> [OBJECTIVE]
Lay out the lines of the entries below as a JSON list of strings, one string per line and skipping blank lines, starting at the first line and ending with the line that contains "download-limit-note: Only 512kb", both included. Leave the pictures out of the list.

> [Dataset excerpt]

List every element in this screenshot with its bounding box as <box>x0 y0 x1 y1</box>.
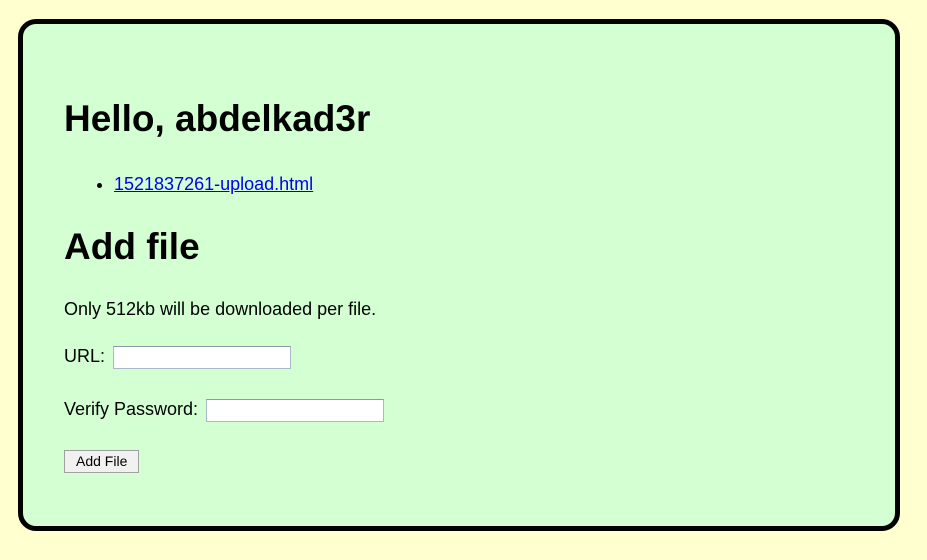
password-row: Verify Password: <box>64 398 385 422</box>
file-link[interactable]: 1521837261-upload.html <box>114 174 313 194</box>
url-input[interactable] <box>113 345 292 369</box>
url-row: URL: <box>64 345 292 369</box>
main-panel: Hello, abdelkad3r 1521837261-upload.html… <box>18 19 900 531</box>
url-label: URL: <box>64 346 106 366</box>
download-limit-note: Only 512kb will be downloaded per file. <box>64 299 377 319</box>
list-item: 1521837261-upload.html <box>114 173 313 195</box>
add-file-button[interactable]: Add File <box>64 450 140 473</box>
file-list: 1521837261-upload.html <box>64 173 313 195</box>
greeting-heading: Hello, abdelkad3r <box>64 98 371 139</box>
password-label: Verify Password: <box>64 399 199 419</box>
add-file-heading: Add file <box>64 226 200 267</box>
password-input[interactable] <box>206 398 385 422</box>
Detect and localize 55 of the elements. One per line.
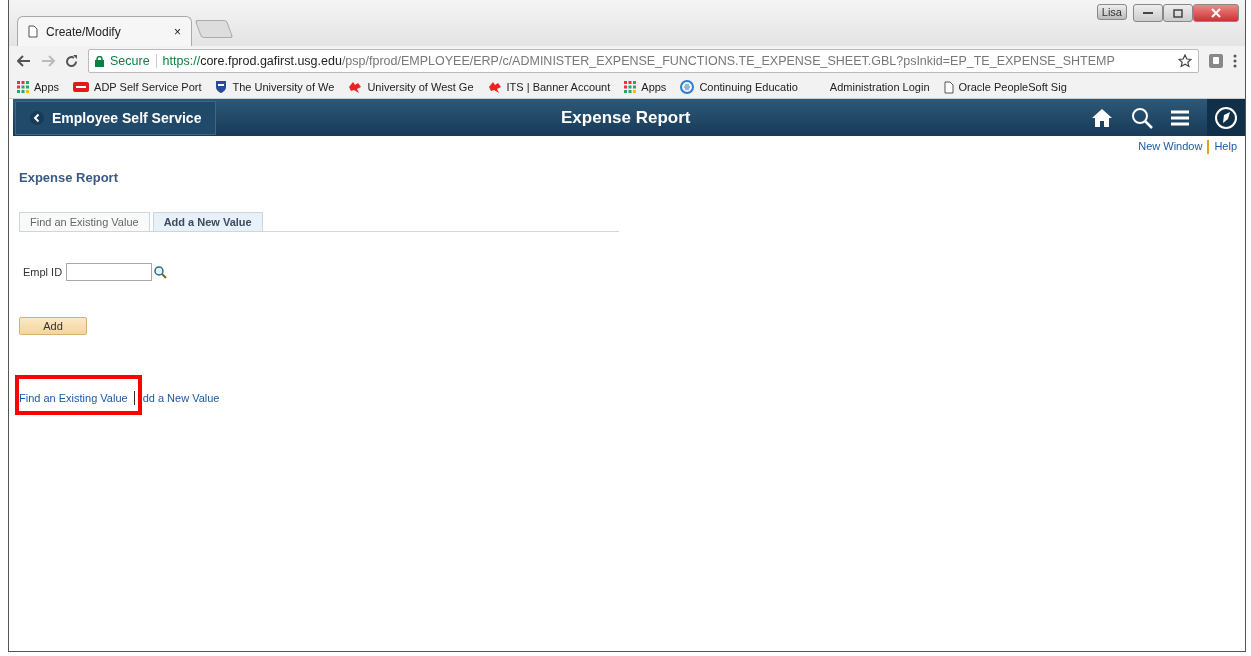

> [EXPECTED ANSWER]
[
  "List every element in this screenshot with its bounding box as <box>x0 y0 x1 y1</box>.",
  "password-row: Verify Password: <box>64 398 385 422</box>",
  "file-link[interactable]: 1521837261-upload.html <box>114 174 313 194</box>",
  "url-input[interactable] <box>113 345 292 369</box>",
  "url-row: URL: <box>64 345 292 369</box>",
  "main-panel: Hello, abdelkad3r 1521837261-upload.html… <box>18 19 900 531</box>",
  "url-label: URL: <box>64 346 106 366</box>",
  "download-limit-note: Only 512kb will be downloaded per file. <box>64 299 377 319</box>"
]